[Material excerpted from a collection]
+ + + + +

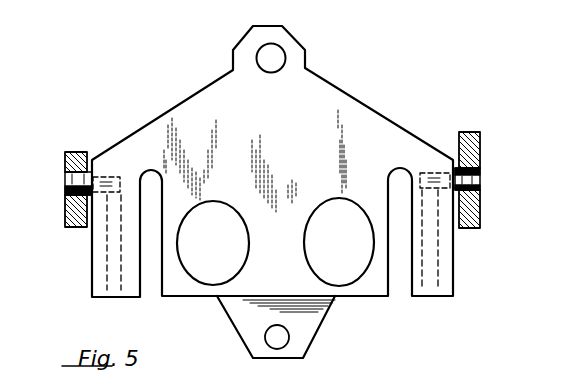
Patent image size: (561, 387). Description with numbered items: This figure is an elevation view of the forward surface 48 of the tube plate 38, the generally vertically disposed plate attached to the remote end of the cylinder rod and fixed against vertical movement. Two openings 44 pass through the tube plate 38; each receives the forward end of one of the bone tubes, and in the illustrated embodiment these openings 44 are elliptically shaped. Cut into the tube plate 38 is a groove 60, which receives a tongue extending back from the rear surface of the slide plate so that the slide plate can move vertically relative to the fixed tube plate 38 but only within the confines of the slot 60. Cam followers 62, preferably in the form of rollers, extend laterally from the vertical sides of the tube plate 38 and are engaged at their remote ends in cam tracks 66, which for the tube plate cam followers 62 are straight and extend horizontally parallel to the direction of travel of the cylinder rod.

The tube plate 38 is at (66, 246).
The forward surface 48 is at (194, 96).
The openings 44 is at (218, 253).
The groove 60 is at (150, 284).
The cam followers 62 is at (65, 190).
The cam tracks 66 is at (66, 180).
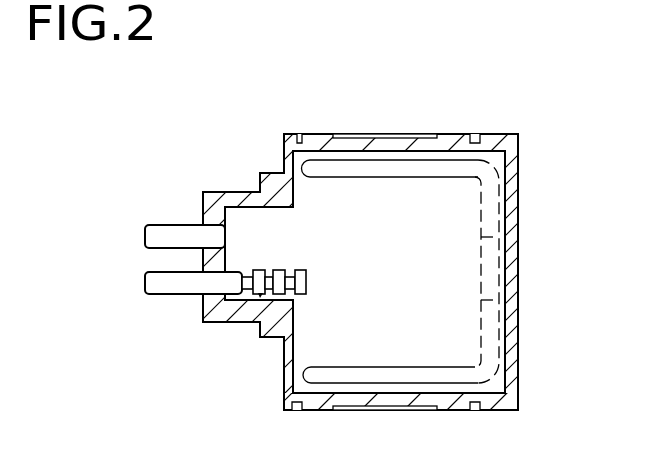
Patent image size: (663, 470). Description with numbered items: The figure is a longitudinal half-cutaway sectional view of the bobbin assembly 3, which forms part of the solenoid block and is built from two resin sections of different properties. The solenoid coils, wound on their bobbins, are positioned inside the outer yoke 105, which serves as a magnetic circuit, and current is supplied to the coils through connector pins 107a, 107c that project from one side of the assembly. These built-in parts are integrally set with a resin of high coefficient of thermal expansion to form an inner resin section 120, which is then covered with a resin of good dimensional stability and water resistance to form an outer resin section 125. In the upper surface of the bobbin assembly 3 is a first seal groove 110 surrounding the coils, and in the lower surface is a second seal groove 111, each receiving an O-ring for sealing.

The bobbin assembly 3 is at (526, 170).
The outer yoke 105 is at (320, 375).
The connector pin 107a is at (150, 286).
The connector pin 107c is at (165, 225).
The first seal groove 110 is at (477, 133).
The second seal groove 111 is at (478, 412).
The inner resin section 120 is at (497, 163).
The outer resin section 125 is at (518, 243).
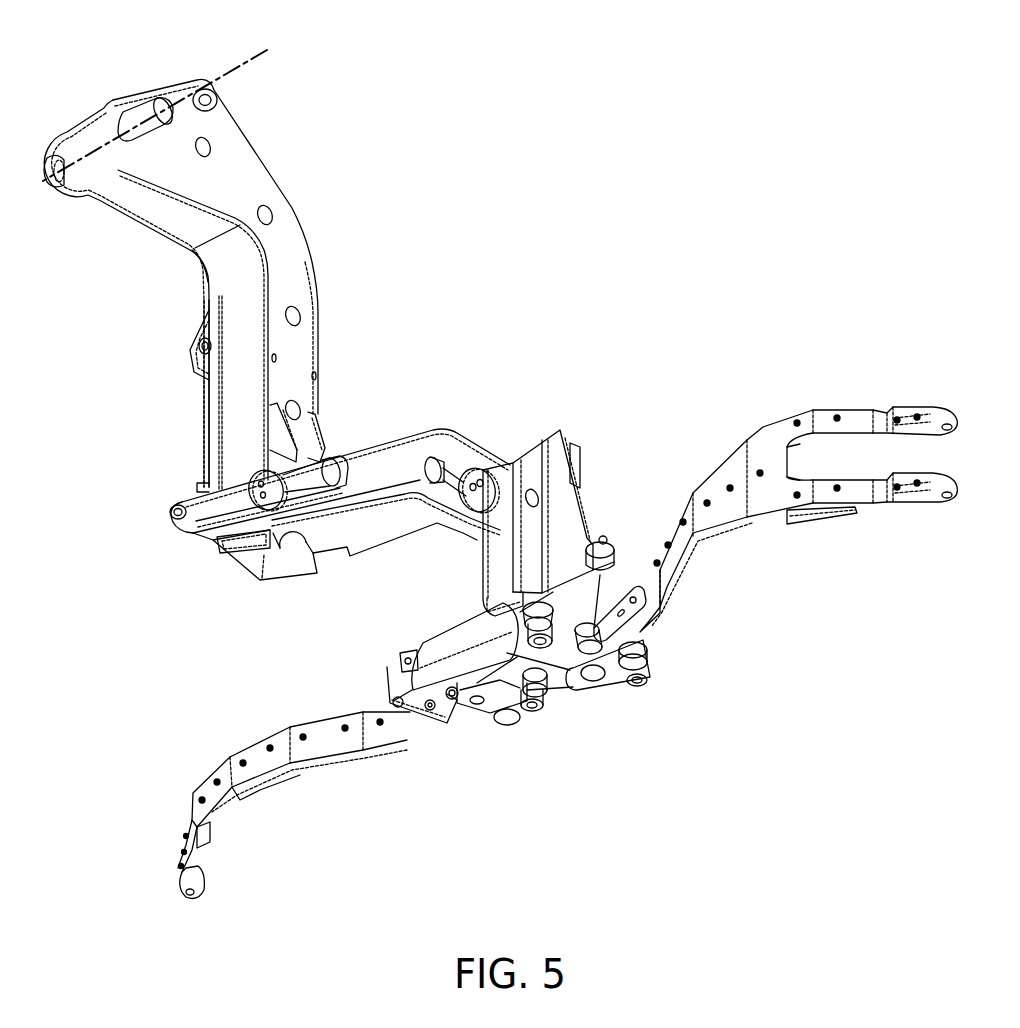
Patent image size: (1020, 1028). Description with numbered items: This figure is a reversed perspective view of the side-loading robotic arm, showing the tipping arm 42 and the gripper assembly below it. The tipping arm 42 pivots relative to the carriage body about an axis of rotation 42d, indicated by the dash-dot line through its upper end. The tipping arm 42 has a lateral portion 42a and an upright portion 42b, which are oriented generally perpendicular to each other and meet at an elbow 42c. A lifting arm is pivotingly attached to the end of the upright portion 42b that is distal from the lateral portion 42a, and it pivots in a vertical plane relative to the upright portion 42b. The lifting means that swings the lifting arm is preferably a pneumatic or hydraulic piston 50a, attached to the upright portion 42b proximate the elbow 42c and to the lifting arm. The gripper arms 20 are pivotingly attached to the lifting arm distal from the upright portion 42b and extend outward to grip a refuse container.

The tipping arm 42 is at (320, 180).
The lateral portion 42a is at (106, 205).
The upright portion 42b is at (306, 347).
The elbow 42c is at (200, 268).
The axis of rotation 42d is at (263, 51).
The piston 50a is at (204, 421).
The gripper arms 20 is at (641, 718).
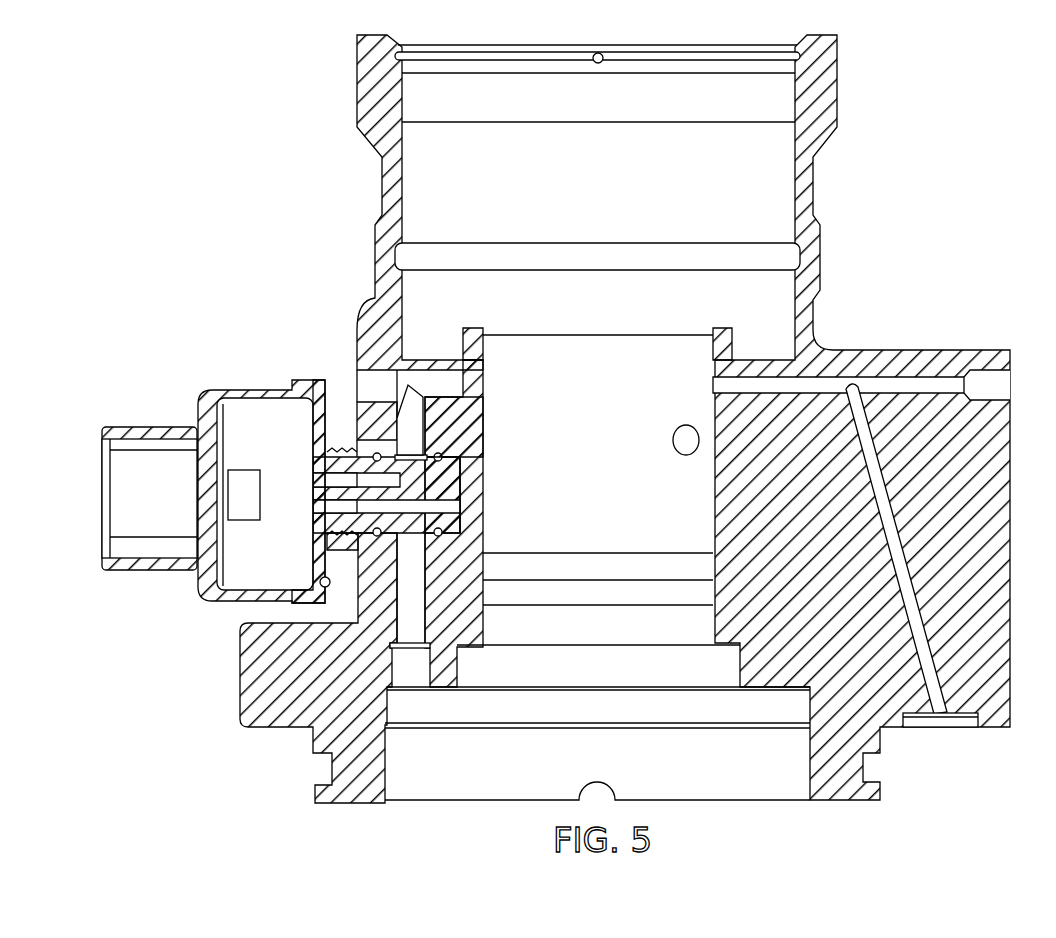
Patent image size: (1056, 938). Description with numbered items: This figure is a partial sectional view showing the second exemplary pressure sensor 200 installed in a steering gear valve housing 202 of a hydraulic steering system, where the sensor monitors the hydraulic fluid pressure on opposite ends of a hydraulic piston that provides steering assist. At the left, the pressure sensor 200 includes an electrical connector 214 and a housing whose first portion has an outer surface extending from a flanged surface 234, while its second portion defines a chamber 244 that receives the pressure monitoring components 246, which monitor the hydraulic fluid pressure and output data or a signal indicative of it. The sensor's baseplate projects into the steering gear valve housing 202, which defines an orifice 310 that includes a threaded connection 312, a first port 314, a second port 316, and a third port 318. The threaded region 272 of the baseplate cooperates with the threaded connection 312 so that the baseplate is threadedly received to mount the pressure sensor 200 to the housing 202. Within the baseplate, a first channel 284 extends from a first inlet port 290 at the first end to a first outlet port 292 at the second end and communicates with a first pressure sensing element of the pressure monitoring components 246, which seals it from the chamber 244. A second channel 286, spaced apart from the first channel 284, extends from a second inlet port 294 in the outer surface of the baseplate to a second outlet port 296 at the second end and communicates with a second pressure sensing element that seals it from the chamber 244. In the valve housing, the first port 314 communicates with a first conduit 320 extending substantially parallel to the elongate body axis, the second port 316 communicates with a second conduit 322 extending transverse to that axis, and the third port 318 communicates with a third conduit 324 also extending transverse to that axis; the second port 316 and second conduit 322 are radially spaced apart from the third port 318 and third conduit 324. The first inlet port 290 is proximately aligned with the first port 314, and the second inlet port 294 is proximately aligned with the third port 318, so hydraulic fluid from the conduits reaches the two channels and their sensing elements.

+ + + + +

Set task: Give everything from the start of the material down to and including the line containing "The groove 60 is at (150, 284)." as a Markdown table with the columns No. and Line, one row per line. Skip blank lines and leave out the pictures.

Task solution:
| No. | Line |
|---|---|
| 1 | Patent image size: (561, 387). Description with numbered items: This figure is an elevation view of the forward surface 48 of the tube plate 38, the generally vertically disposed plate attached to the remote end of the cylinder rod and fixed against vertical movement. Two openings 44 pass through the tube plate 38; each receives the forward end of one of the bone tubes, and in the illustrated embodiment these openings 44 are elliptically shaped. Cut into the tube plate 38 is a groove 60, which receives a tongue extending back from the rear surface of the slide plate so that the slide plate can move vertically relative to the fixed tube plate 38 but only within the confines of the slot 60. Cam followers 62, preferably in the form of rollers, extend laterally from the vertical sides of the tube plate 38 and are engaged at their remote ends in cam tracks 66, which for the tube plate cam followers 62 are straight and extend horizontally parallel to the direction of travel of the cylinder rod. |
| 2 | The tube plate 38 is at (66, 246). |
| 3 | The forward surface 48 is at (194, 96). |
| 4 | The openings 44 is at (218, 253). |
| 5 | The groove 60 is at (150, 284). |